## [Data supplied]
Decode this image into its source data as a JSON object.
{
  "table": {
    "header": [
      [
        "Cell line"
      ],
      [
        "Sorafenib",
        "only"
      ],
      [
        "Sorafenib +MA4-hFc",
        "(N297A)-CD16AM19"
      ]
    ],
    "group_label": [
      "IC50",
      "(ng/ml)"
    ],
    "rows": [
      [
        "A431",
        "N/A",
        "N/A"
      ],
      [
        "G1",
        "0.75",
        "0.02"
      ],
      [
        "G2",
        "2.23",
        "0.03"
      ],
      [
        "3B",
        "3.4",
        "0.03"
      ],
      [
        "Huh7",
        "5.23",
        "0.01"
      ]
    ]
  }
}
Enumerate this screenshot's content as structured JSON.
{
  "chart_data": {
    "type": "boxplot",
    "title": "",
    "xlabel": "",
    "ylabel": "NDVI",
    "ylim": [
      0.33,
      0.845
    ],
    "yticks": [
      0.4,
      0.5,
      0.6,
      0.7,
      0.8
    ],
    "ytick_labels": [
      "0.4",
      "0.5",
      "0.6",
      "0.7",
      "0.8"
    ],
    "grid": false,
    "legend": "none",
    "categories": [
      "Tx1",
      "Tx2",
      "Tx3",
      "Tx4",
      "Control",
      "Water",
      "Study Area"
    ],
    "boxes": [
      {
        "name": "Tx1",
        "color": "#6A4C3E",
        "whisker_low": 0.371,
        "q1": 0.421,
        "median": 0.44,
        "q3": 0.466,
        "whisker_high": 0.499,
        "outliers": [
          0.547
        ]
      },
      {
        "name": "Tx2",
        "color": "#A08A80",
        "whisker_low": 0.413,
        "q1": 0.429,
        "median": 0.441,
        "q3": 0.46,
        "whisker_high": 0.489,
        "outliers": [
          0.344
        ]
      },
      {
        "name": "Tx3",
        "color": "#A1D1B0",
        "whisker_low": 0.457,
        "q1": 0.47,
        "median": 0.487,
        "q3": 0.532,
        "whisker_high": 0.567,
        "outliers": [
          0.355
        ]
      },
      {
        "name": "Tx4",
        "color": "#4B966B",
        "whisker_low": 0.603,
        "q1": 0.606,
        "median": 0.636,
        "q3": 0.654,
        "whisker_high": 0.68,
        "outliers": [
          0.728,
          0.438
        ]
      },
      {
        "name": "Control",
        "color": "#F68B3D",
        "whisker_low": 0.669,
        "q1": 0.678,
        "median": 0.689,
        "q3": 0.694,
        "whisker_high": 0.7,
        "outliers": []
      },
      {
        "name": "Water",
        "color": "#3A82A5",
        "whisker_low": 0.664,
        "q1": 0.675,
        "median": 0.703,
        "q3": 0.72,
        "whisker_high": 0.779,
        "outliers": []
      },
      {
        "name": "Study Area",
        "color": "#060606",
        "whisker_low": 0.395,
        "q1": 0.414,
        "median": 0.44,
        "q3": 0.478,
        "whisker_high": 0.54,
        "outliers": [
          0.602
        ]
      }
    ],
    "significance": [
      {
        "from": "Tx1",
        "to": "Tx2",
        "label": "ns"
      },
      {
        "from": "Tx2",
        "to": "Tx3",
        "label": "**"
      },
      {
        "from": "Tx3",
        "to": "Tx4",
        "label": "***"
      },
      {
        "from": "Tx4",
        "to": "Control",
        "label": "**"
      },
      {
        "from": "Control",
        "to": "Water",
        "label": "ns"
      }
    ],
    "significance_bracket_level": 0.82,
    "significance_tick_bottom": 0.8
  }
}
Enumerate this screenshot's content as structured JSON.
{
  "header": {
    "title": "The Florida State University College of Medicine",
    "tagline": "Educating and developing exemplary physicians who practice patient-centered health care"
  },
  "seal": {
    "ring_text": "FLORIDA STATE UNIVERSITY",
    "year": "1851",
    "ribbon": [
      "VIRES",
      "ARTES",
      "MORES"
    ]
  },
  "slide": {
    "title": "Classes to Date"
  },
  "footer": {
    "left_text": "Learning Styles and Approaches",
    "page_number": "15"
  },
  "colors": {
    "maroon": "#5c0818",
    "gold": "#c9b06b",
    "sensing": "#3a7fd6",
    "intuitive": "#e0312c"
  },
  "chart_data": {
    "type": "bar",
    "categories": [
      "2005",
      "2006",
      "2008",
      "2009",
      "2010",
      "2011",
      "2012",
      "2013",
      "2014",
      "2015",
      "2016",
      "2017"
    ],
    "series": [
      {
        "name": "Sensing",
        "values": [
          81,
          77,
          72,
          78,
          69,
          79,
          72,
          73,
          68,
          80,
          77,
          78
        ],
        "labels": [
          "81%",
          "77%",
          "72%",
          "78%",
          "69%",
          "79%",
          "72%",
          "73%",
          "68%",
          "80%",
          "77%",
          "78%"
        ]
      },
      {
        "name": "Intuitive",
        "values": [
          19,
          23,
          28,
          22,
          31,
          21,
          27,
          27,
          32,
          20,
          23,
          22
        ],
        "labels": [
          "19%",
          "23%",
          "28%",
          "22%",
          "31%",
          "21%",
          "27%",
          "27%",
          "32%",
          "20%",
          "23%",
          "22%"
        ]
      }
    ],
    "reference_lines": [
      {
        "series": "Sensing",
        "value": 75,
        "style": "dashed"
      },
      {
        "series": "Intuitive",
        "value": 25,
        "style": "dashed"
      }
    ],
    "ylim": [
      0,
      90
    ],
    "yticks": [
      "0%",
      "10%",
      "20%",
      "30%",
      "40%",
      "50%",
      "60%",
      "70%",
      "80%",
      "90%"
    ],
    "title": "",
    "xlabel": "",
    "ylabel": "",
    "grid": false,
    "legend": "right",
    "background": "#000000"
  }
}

## [Exercise goal]
Give only the number of lines in the entries above that contain the string "name".

## [Response for this exercise]
9